** BRIEF **
Pull out, word for word, everything from the start of the listing down to the line containing "properties-scrollbar[interactable]: [1466, 260, 1470, 520]", with both ends included.

## Start MATERIAL TO PROCESS

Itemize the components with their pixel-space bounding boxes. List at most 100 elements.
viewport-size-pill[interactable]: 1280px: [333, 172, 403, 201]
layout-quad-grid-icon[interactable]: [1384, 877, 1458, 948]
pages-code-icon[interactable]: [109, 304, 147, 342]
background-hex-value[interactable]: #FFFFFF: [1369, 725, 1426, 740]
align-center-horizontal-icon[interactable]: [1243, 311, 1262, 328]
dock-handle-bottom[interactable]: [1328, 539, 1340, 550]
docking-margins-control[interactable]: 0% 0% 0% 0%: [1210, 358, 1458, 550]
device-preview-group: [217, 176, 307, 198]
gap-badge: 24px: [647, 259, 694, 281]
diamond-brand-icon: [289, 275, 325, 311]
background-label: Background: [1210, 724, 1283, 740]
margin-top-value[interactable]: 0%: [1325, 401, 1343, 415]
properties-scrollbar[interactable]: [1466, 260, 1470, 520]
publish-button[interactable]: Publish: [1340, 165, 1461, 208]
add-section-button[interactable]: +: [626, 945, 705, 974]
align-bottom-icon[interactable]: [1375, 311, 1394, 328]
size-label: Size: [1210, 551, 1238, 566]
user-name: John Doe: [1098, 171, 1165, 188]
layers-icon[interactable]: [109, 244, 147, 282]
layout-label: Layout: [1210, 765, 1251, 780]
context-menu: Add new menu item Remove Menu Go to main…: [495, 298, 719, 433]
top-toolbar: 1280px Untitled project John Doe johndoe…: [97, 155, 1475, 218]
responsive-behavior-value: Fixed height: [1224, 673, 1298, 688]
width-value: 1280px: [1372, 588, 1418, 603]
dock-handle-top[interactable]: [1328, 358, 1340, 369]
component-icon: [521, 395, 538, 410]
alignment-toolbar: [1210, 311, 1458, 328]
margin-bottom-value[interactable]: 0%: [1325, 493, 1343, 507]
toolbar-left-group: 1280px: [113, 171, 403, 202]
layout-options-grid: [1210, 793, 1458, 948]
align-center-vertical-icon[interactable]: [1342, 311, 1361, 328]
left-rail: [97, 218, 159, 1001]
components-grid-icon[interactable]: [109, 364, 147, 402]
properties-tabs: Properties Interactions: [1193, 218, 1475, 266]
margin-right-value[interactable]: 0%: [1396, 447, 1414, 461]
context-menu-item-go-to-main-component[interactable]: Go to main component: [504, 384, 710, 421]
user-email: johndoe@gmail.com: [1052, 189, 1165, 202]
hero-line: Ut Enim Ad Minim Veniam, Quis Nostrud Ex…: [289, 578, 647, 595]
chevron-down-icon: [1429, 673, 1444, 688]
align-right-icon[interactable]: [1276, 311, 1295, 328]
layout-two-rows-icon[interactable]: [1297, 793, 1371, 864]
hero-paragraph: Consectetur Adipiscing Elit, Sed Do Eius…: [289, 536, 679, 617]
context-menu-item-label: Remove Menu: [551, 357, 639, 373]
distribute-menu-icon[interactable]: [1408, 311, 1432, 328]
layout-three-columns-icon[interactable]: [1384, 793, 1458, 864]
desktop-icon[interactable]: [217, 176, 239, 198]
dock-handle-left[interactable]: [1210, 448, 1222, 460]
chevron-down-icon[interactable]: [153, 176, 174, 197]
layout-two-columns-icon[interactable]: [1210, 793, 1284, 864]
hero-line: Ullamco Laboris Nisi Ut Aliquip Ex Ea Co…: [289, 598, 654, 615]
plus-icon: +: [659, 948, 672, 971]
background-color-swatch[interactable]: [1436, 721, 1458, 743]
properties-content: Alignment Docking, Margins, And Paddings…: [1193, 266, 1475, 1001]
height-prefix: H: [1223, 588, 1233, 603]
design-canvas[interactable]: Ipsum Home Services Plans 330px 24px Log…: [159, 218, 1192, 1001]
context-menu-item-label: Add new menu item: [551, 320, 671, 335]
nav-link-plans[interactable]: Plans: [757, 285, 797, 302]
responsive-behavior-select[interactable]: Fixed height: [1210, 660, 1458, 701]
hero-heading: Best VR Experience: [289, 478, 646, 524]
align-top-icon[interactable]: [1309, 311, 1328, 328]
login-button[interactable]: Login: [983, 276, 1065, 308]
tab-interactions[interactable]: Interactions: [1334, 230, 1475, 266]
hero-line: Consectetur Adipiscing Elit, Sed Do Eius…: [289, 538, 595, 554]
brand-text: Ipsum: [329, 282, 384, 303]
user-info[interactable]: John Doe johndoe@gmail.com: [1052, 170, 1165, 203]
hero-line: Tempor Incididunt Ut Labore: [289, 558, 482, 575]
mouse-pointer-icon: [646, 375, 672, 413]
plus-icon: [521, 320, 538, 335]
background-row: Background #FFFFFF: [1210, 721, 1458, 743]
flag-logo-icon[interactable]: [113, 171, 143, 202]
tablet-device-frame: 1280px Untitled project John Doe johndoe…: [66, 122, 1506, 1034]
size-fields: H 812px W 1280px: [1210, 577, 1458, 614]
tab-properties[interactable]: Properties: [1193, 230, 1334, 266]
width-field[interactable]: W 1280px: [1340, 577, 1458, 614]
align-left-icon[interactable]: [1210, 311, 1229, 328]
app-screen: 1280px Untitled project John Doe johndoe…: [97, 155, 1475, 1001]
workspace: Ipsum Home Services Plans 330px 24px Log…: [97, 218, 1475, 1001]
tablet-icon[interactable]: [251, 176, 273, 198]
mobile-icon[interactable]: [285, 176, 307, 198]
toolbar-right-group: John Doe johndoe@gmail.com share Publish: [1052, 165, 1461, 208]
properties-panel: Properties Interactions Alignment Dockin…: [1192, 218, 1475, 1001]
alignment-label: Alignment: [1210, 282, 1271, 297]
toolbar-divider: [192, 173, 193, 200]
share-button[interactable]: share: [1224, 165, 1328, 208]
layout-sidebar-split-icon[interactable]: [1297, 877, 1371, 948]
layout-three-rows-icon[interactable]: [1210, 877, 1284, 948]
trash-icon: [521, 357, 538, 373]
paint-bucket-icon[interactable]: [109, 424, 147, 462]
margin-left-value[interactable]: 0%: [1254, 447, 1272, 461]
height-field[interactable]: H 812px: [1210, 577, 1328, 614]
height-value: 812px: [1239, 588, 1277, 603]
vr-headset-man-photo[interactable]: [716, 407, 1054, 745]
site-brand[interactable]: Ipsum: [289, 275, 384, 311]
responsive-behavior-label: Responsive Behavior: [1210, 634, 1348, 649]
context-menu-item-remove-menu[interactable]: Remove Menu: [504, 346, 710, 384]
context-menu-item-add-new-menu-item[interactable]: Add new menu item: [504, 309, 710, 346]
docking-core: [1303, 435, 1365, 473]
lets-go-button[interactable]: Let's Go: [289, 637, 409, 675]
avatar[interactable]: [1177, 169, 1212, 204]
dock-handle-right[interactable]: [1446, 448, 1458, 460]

## End MATERIAL TO PROCESS

** COMPLETE RESPONSE **
Itemize the components with their pixel-space bounding boxes. List at most 100 elements.
viewport-size-pill[interactable]: 1280px: [333, 172, 403, 201]
layout-quad-grid-icon[interactable]: [1384, 877, 1458, 948]
pages-code-icon[interactable]: [109, 304, 147, 342]
background-hex-value[interactable]: #FFFFFF: [1369, 725, 1426, 740]
align-center-horizontal-icon[interactable]: [1243, 311, 1262, 328]
dock-handle-bottom[interactable]: [1328, 539, 1340, 550]
docking-margins-control[interactable]: 0% 0% 0% 0%: [1210, 358, 1458, 550]
device-preview-group: [217, 176, 307, 198]
gap-badge: 24px: [647, 259, 694, 281]
diamond-brand-icon: [289, 275, 325, 311]
background-label: Background: [1210, 724, 1283, 740]
margin-top-value[interactable]: 0%: [1325, 401, 1343, 415]
properties-scrollbar[interactable]: [1466, 260, 1470, 520]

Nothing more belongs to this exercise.